**Short exercise**: Check each line for the word "content" and report how many have it. Give nothing else.

**Supplied records**:
====

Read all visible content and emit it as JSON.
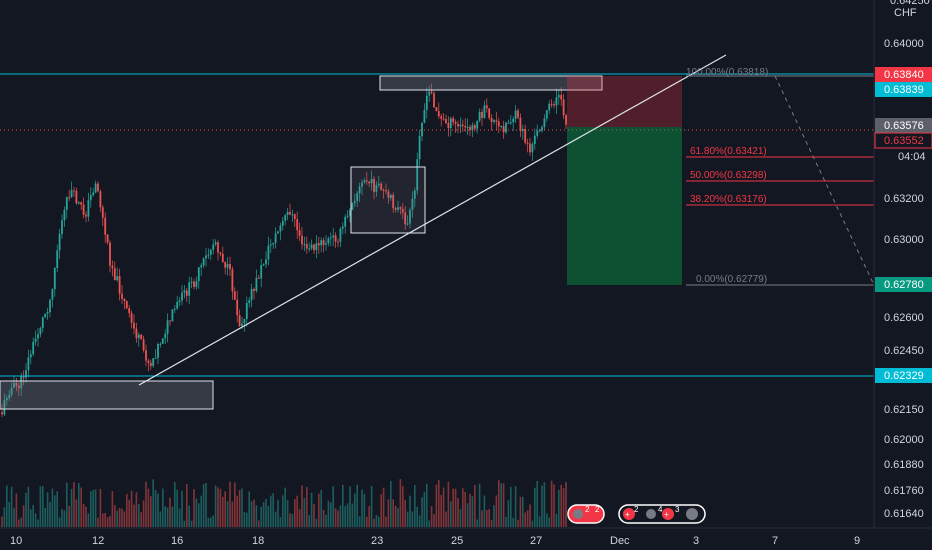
{
  "chart_data": {
    "type": "candlestick",
    "instrument_currency": "CHF",
    "x_tick_labels": [
      "10",
      "12",
      "16",
      "18",
      "23",
      "25",
      "27",
      "Dec",
      "3",
      "7",
      "9"
    ],
    "y_tick_labels": [
      "0.64000",
      "0.63200",
      "0.63000",
      "0.62600",
      "0.62450",
      "0.62150",
      "0.62000",
      "0.61880",
      "0.61760",
      "0.61640"
    ],
    "ylim": [
      0.616,
      0.6445
    ],
    "price_levels": {
      "resistance": 0.6384,
      "upper": 0.63839,
      "current": 0.63576,
      "entry": 0.63552,
      "target": 0.6278,
      "support": 0.62329
    },
    "countdown": "04:04",
    "price_tags": [
      {
        "label": "0.63840",
        "color": "#f23645"
      },
      {
        "label": "0.63839",
        "color": "#00bcd4"
      },
      {
        "label": "0.63576",
        "color": "#5d606b"
      },
      {
        "label": "0.63552",
        "color": "#f23645"
      },
      {
        "label": "0.62780",
        "color": "#089981"
      },
      {
        "label": "0.62329",
        "color": "#00bcd4"
      }
    ],
    "fibonacci": [
      {
        "label": "100.00%(0.63818)",
        "color": "#787b86"
      },
      {
        "label": "61.80%(0.63421)",
        "color": "#f23645"
      },
      {
        "label": "50.00%(0.63298)",
        "color": "#f23645"
      },
      {
        "label": "38.20%(0.63176)",
        "color": "#f23645"
      },
      {
        "label": "0.00%(0.62779)",
        "color": "#787b86"
      }
    ],
    "event_badges": [
      "2",
      "2",
      "2",
      "4",
      "3"
    ],
    "colors": {
      "up": "#26a69a",
      "down": "#ef5350",
      "level": "#00bcd4",
      "background": "#131722"
    }
  }
}
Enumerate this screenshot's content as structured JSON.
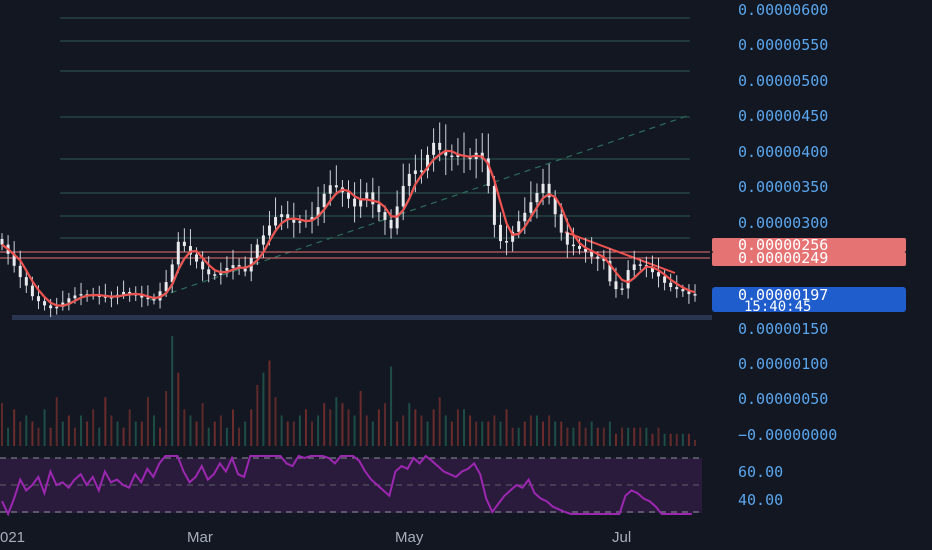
{
  "colors": {
    "background": "#131722",
    "up": "#26a69a",
    "down": "#ef5350",
    "price_axis_text": "#5aa6ee",
    "fib_lines": "#2d5a52",
    "red_label": "#e57373",
    "blue_label": "#1f5ccc",
    "rsi_line": "#9c27b0",
    "rsi_band": "#2a1b3d"
  },
  "price_axis": {
    "labels": [
      "0.00000600",
      "0.00000550",
      "0.00000500",
      "0.00000450",
      "0.00000400",
      "0.00000350",
      "0.00000300",
      "0.00000150",
      "0.00000100",
      "0.00000050",
      "−0.00000000"
    ]
  },
  "price_tags": {
    "upper_red": "0.00000256",
    "lower_red": "0.00000249",
    "current_price": "0.00000197",
    "countdown": "15:40:45"
  },
  "rsi_axis": {
    "labels": [
      "60.00",
      "40.00"
    ]
  },
  "time_axis": {
    "labels": [
      "021",
      "Mar",
      "May",
      "Jul"
    ]
  },
  "chart_data": [
    {
      "type": "candlestick",
      "pane": "price",
      "ylim": [
        1.5e-06,
        6e-06
      ],
      "close_series_approx": [
        2.68e-06,
        2.55e-06,
        2.38e-06,
        2.22e-06,
        2.1e-06,
        1.95e-06,
        1.88e-06,
        1.82e-06,
        1.78e-06,
        1.8e-06,
        1.86e-06,
        1.92e-06,
        1.96e-06,
        1.98e-06,
        1.97e-06,
        1.96e-06,
        1.95e-06,
        1.94e-06,
        1.93e-06,
        1.97e-06,
        2.01e-06,
        1.99e-06,
        1.96e-06,
        1.93e-06,
        1.91e-06,
        1.89e-06,
        2.02e-06,
        2.15e-06,
        2.4e-06,
        2.72e-06,
        2.66e-06,
        2.54e-06,
        2.44e-06,
        2.33e-06,
        2.26e-06,
        2.25e-06,
        2.31e-06,
        2.35e-06,
        2.39e-06,
        2.37e-06,
        2.3e-06,
        2.49e-06,
        2.68e-06,
        2.81e-06,
        2.95e-06,
        3.07e-06,
        3.11e-06,
        3.03e-06,
        2.99e-06,
        3.01e-06,
        3.02e-06,
        3.07e-06,
        3.21e-06,
        3.4e-06,
        3.52e-06,
        3.49e-06,
        3.42e-06,
        3.33e-06,
        3.22e-06,
        3.31e-06,
        3.42e-06,
        3.25e-06,
        3.14e-06,
        3.03e-06,
        2.91e-06,
        3.22e-06,
        3.51e-06,
        3.68e-06,
        3.73e-06,
        3.73e-06,
        3.95e-06,
        4.12e-06,
        4.02e-06,
        3.94e-06,
        3.92e-06,
        3.95e-06,
        3.93e-06,
        3.89e-06,
        3.98e-06,
        3.9e-06,
        3.51e-06,
        2.96e-06,
        2.73e-06,
        2.72e-06,
        2.86e-06,
        3.01e-06,
        3.13e-06,
        3.28e-06,
        3.41e-06,
        3.54e-06,
        3.35e-06,
        3.11e-06,
        2.85e-06,
        2.68e-06,
        2.66e-06,
        2.62e-06,
        2.58e-06,
        2.51e-06,
        2.48e-06,
        2.45e-06,
        2.16e-06,
        2.05e-06,
        2.06e-06,
        2.32e-06,
        2.4e-06,
        2.39e-06,
        2.36e-06,
        2.29e-06,
        2.23e-06,
        2.14e-06,
        2.08e-06,
        2.05e-06,
        2.02e-06,
        1.98e-06,
        1.97e-06
      ],
      "horizontal_levels": [
        2.56e-06,
        2.49e-06,
        1.97e-06
      ],
      "fib_levels_approx": [
        2.8e-06,
        3.25e-06,
        3.4e-06,
        3.85e-06,
        4.5e-06,
        4.9e-06,
        5.4e-06,
        5.8e-06
      ]
    },
    {
      "type": "bar",
      "pane": "volume",
      "values_approx": [
        7,
        3,
        6,
        4,
        5,
        4,
        3,
        6,
        3,
        8,
        4,
        5,
        3,
        5,
        4,
        6,
        3,
        8,
        5,
        4,
        3,
        6,
        4,
        4,
        8,
        5,
        3,
        9,
        18,
        12,
        6,
        5,
        4,
        7,
        3,
        4,
        5,
        3,
        6,
        3,
        4,
        6,
        10,
        12,
        14,
        8,
        5,
        4,
        4,
        5,
        6,
        4,
        5,
        7,
        6,
        8,
        7,
        6,
        5,
        9,
        5,
        4,
        6,
        7,
        13,
        4,
        5,
        7,
        6,
        5,
        4,
        6,
        8,
        5,
        4,
        6,
        6,
        5,
        4,
        4,
        4,
        5,
        4,
        6,
        3,
        3,
        4,
        5,
        5,
        4,
        5,
        4,
        4,
        3,
        3,
        4,
        3,
        4,
        3,
        3,
        4,
        2,
        3,
        3,
        3,
        3,
        3,
        2,
        3,
        2,
        2,
        2,
        2,
        2,
        1
      ]
    },
    {
      "type": "line",
      "pane": "rsi",
      "ylim": [
        30,
        75
      ],
      "guides": [
        60,
        40
      ],
      "values_approx": [
        44,
        39,
        45,
        52,
        48,
        50,
        53,
        47,
        55,
        50,
        51,
        49,
        52,
        54,
        50,
        53,
        48,
        55,
        51,
        52,
        50,
        49,
        54,
        51,
        56,
        53,
        58,
        71,
        66,
        62,
        55,
        51,
        53,
        57,
        52,
        54,
        58,
        55,
        60,
        54,
        53,
        61,
        63,
        67,
        65,
        62,
        64,
        58,
        57,
        61,
        60,
        63,
        64,
        62,
        60,
        58,
        61,
        66,
        62,
        59,
        55,
        52,
        50,
        48,
        46,
        55,
        57,
        56,
        60,
        58,
        61,
        59,
        57,
        55,
        54,
        53,
        55,
        56,
        58,
        54,
        45,
        40,
        43,
        46,
        48,
        50,
        49,
        52,
        47,
        45,
        44,
        42,
        41,
        40,
        39,
        37,
        36,
        35,
        38,
        37,
        34,
        31,
        38,
        46,
        48,
        47,
        45,
        44,
        42,
        38,
        36,
        35,
        37,
        35,
        34
      ]
    }
  ]
}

====

**Final answer**: 2